● What you need to do:
Find and copy each line of the records where the string "consecutive" shows up.

[Available data start]

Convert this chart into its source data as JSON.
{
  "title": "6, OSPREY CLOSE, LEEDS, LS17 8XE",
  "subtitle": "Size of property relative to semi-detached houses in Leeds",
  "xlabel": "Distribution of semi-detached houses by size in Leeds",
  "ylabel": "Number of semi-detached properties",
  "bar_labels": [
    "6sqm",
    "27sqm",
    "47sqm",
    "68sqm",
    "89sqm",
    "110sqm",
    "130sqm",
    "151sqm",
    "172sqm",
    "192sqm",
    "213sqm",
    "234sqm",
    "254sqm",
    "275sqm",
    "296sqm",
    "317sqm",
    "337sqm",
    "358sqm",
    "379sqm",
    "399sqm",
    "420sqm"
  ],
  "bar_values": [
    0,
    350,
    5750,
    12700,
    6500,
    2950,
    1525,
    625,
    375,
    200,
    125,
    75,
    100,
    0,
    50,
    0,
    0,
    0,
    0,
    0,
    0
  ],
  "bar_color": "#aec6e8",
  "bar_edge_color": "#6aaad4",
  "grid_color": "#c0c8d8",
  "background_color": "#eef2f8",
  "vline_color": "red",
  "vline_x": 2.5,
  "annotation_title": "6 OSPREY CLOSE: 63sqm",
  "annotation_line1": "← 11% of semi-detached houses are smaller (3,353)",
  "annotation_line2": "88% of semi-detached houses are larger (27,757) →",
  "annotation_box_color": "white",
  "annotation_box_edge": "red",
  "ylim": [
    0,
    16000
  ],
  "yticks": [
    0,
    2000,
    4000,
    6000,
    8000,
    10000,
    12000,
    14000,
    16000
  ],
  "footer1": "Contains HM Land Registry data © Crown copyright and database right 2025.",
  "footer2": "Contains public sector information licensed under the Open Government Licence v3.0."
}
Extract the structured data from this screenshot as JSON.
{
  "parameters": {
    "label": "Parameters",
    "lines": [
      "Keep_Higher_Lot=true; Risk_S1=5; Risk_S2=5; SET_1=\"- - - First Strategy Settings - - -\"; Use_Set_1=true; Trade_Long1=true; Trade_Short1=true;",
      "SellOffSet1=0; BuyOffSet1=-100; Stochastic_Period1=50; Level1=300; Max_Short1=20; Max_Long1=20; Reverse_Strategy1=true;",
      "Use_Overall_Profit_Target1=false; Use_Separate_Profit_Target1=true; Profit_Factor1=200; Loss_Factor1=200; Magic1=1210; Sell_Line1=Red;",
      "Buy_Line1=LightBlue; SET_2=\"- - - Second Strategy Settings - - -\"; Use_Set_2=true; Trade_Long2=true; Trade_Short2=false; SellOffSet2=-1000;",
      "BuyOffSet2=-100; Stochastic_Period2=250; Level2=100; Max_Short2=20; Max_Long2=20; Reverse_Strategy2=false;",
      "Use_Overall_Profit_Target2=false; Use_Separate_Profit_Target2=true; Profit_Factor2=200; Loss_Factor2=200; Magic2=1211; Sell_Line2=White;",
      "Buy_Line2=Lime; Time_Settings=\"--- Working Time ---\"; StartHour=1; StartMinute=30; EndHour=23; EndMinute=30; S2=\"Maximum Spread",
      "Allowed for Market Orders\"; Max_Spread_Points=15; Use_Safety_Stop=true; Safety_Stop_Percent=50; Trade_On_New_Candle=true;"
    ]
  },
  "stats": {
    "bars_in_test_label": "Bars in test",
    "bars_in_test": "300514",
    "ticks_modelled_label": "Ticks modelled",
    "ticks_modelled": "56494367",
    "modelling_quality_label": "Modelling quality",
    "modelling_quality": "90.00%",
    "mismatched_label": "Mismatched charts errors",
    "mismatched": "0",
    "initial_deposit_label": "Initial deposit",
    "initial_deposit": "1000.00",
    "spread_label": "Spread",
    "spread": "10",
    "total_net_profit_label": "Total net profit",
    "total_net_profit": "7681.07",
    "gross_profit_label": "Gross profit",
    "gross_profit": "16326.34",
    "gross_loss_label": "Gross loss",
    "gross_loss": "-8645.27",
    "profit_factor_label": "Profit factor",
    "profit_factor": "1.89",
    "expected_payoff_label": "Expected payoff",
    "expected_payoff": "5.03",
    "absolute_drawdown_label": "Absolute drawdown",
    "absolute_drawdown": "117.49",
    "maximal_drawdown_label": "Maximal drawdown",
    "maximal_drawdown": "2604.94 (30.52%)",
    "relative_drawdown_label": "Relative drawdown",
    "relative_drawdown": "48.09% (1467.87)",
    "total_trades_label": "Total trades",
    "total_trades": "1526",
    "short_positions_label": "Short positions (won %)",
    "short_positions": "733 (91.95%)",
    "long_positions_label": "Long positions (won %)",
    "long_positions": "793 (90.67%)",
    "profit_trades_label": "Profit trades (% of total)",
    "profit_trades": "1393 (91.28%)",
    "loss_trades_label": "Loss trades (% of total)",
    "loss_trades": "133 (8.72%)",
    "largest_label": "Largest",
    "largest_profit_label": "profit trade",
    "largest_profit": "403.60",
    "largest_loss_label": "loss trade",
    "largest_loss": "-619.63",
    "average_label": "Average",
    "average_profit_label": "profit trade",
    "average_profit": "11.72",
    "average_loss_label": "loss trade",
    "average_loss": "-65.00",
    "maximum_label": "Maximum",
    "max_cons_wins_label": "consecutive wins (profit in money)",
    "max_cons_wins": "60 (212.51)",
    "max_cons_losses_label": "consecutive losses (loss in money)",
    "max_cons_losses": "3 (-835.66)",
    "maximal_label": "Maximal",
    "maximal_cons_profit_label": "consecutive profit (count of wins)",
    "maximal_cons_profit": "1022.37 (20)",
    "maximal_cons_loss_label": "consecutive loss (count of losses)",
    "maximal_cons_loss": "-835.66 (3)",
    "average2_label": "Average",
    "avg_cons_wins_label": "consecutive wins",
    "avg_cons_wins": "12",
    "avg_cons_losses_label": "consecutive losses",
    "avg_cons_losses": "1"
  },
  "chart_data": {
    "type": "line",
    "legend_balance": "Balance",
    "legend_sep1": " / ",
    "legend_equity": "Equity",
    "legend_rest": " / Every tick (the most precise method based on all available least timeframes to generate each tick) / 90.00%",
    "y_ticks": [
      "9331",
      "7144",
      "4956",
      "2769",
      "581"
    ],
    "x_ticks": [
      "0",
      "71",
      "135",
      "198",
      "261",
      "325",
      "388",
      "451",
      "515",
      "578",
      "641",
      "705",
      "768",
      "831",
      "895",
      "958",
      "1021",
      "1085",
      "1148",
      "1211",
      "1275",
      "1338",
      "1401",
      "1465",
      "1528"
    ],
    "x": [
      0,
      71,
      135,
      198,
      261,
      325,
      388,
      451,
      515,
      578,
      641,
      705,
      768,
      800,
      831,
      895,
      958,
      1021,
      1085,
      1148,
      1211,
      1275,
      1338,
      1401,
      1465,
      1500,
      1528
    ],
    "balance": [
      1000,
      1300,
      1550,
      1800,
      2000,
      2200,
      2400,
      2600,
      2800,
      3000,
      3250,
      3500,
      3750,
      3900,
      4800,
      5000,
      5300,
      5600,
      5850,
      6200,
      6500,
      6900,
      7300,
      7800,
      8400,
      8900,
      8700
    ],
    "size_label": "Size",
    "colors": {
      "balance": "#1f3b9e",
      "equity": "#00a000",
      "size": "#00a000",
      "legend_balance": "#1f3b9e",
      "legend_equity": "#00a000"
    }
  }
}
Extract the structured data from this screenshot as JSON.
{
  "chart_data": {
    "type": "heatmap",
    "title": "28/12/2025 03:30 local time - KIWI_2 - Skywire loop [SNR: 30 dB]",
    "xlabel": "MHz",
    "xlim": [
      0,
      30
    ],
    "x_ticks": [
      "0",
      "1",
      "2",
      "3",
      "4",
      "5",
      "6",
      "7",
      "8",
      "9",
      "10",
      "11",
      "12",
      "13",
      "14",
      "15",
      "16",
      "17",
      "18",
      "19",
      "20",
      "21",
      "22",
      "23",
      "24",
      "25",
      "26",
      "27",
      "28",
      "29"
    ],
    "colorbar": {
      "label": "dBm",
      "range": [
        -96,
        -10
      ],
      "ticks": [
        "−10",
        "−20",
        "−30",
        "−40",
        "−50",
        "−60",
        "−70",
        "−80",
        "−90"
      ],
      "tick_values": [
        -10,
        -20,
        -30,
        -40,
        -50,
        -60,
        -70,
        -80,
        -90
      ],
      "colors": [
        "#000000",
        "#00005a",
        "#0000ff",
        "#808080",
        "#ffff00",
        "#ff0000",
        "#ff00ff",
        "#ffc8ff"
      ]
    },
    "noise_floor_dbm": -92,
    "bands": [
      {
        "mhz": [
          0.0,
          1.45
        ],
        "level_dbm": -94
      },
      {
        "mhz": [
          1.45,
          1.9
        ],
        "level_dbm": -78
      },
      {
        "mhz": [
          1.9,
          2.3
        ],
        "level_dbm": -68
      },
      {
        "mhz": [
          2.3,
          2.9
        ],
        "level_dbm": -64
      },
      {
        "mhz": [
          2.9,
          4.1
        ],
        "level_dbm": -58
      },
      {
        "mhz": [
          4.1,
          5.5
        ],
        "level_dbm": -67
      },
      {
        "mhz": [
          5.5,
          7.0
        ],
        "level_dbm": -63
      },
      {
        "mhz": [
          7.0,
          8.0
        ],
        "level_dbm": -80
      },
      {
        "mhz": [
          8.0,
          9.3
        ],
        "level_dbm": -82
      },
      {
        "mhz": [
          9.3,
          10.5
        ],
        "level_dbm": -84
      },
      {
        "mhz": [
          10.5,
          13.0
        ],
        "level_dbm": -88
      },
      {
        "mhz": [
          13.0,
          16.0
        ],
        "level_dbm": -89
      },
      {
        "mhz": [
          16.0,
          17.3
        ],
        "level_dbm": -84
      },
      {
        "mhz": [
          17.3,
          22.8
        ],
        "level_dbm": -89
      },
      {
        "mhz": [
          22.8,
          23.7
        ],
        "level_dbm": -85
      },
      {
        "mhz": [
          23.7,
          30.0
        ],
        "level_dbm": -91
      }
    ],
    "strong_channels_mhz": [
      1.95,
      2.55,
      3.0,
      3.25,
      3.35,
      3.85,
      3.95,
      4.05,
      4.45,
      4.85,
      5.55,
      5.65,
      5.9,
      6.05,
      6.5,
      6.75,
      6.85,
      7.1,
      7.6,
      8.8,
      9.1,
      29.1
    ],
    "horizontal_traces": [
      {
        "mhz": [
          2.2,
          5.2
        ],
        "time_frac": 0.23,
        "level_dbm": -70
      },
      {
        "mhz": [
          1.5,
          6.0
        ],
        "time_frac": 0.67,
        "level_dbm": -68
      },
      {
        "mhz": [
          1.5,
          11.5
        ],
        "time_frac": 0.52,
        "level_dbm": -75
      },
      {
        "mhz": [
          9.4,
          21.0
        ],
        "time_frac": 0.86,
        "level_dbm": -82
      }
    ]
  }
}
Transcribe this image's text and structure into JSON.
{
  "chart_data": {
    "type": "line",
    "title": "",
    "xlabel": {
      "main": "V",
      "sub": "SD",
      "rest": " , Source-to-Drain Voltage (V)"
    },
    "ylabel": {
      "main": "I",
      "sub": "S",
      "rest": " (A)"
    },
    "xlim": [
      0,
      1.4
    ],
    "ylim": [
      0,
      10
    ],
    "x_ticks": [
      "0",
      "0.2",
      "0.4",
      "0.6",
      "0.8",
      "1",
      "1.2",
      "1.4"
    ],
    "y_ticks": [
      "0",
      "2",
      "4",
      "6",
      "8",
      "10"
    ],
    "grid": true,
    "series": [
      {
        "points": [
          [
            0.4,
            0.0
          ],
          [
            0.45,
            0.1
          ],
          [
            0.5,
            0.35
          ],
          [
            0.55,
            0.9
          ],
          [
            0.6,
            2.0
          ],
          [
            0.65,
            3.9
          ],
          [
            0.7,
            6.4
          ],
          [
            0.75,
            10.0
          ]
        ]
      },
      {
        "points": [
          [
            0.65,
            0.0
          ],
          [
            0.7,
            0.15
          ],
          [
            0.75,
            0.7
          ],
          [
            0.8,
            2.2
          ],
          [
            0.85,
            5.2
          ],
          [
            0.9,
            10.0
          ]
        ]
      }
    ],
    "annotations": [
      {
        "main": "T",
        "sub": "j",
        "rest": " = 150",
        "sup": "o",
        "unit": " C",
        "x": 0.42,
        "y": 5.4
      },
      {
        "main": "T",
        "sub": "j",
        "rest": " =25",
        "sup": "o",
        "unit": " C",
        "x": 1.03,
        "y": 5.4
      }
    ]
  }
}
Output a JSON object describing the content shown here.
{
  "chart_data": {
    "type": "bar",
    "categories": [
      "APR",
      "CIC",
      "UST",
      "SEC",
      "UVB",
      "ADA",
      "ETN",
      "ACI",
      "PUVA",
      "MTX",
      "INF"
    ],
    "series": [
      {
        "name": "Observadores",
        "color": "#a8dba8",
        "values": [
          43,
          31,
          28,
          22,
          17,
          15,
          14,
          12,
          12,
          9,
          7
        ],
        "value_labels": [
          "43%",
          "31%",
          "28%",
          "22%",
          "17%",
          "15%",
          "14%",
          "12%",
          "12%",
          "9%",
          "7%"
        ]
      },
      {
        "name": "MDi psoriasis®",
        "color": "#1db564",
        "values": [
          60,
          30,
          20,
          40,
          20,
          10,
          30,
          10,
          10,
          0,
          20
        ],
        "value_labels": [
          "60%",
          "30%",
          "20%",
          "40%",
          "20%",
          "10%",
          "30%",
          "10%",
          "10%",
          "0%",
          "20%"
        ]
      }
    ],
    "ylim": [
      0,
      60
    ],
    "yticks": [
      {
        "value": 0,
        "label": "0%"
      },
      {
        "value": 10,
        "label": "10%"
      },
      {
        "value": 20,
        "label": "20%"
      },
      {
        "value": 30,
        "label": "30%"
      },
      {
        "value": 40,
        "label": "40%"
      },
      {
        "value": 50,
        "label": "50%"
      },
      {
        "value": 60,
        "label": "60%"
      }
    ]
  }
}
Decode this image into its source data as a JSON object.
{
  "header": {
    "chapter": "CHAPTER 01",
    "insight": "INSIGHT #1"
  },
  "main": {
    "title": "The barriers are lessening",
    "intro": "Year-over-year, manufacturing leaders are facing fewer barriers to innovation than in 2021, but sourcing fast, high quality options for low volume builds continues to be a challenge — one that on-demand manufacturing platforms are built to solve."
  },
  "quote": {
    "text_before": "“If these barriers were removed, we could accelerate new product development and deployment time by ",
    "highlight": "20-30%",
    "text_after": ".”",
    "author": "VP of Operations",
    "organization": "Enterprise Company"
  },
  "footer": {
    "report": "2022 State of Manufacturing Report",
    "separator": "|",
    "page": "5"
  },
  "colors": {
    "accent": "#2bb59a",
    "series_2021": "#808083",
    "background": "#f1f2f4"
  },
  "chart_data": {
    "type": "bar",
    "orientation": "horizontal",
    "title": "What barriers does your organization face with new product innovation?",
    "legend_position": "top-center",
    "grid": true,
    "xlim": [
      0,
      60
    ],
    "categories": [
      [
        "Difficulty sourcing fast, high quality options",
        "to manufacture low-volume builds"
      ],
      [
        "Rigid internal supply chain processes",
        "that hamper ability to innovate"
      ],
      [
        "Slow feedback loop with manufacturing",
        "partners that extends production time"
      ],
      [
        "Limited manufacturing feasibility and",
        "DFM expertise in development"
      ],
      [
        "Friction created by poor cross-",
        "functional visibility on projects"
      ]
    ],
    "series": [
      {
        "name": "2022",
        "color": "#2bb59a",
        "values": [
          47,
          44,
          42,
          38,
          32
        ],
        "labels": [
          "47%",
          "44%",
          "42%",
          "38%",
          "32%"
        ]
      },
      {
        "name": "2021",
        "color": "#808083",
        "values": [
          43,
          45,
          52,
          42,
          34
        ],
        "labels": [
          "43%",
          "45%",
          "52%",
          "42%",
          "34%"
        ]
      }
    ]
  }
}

[Available data end]

● Result of the task:
    "max_cons_wins_label": "consecutive wins (profit in money)",
    "max_cons_losses_label": "consecutive losses (loss in money)",
    "maximal_cons_profit_label": "consecutive profit (count of wins)",
    "maximal_cons_loss_label": "consecutive loss (count of losses)",
    "avg_cons_wins_label": "consecutive wins",
    "avg_cons_losses_label": "consecutive losses",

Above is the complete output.